**SHORT EXERCISE:** Quote each line of the material verbatim, without the pictures.

Figure dataset records:
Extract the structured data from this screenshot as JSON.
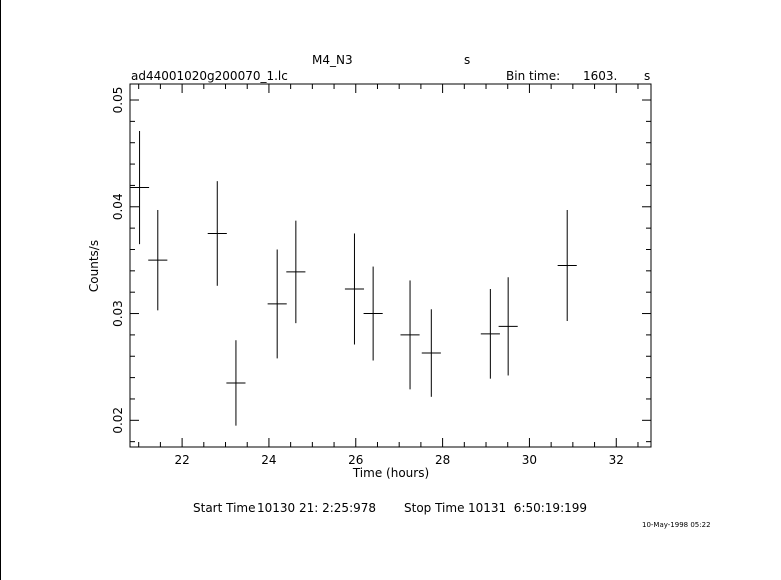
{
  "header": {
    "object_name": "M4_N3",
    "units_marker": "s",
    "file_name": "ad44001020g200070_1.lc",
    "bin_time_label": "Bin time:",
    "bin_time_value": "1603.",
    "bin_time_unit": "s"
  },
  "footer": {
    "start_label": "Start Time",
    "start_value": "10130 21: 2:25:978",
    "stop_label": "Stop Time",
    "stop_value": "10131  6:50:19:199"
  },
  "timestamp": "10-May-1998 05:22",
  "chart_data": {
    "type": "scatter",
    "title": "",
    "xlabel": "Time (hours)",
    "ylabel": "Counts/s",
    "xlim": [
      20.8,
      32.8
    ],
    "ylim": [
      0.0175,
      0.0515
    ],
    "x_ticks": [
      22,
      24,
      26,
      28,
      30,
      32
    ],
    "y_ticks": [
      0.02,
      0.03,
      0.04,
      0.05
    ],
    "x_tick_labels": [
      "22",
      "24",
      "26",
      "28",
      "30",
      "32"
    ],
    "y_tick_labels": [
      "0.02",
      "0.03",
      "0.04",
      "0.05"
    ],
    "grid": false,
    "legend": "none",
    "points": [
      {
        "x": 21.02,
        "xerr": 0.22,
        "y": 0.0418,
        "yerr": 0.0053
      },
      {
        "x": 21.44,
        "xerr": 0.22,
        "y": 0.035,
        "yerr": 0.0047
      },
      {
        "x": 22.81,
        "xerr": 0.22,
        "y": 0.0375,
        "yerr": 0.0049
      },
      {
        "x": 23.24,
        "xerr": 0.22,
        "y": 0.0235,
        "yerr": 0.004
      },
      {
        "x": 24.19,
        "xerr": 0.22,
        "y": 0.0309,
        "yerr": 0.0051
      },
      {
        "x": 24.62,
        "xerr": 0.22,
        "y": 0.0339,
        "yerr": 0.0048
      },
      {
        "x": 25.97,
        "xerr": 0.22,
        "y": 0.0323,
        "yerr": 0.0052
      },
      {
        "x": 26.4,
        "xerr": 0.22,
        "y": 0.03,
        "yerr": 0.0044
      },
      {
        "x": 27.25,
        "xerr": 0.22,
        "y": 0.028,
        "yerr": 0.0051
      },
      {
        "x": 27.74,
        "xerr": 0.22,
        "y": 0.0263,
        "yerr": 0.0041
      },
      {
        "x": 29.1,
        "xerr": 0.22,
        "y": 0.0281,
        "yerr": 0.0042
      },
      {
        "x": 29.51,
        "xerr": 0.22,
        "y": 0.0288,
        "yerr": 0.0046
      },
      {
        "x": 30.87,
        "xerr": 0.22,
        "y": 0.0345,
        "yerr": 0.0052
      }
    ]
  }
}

**FINAL ANSWER:**
Extract the structured data from this screenshot as JSON.
{
  "header": {
    "object_name": "M4_N3",
    "units_marker": "s",
    "file_name": "ad44001020g200070_1.lc",
    "bin_time_label": "Bin time:",
    "bin_time_value": "1603.",
    "bin_time_unit": "s"
  },
  "footer": {
    "start_label": "Start Time",
    "start_value": "10130 21: 2:25:978",
    "stop_label": "Stop Time",
    "stop_value": "10131  6:50:19:199"
  },
  "timestamp": "10-May-1998 05:22",
  "chart_data": {
    "type": "scatter",
    "title": "",
    "xlabel": "Time (hours)",
    "ylabel": "Counts/s",
    "xlim": [
      20.8,
      32.8
    ],
    "ylim": [
      0.0175,
      0.0515
    ],
    "x_ticks": [
      22,
      24,
      26,
      28,
      30,
      32
    ],
    "y_ticks": [
      0.02,
      0.03,
      0.04,
      0.05
    ],
    "x_tick_labels": [
      "22",
      "24",
      "26",
      "28",
      "30",
      "32"
    ],
    "y_tick_labels": [
      "0.02",
      "0.03",
      "0.04",
      "0.05"
    ],
    "grid": false,
    "legend": "none",
    "points": [
      {
        "x": 21.02,
        "xerr": 0.22,
        "y": 0.0418,
        "yerr": 0.0053
      },
      {
        "x": 21.44,
        "xerr": 0.22,
        "y": 0.035,
        "yerr": 0.0047
      },
      {
        "x": 22.81,
        "xerr": 0.22,
        "y": 0.0375,
        "yerr": 0.0049
      },
      {
        "x": 23.24,
        "xerr": 0.22,
        "y": 0.0235,
        "yerr": 0.004
      },
      {
        "x": 24.19,
        "xerr": 0.22,
        "y": 0.0309,
        "yerr": 0.0051
      },
      {
        "x": 24.62,
        "xerr": 0.22,
        "y": 0.0339,
        "yerr": 0.0048
      },
      {
        "x": 25.97,
        "xerr": 0.22,
        "y": 0.0323,
        "yerr": 0.0052
      },
      {
        "x": 26.4,
        "xerr": 0.22,
        "y": 0.03,
        "yerr": 0.0044
      },
      {
        "x": 27.25,
        "xerr": 0.22,
        "y": 0.028,
        "yerr": 0.0051
      },
      {
        "x": 27.74,
        "xerr": 0.22,
        "y": 0.0263,
        "yerr": 0.0041
      },
      {
        "x": 29.1,
        "xerr": 0.22,
        "y": 0.0281,
        "yerr": 0.0042
      },
      {
        "x": 29.51,
        "xerr": 0.22,
        "y": 0.0288,
        "yerr": 0.0046
      },
      {
        "x": 30.87,
        "xerr": 0.22,
        "y": 0.0345,
        "yerr": 0.0052
      }
    ]
  }
}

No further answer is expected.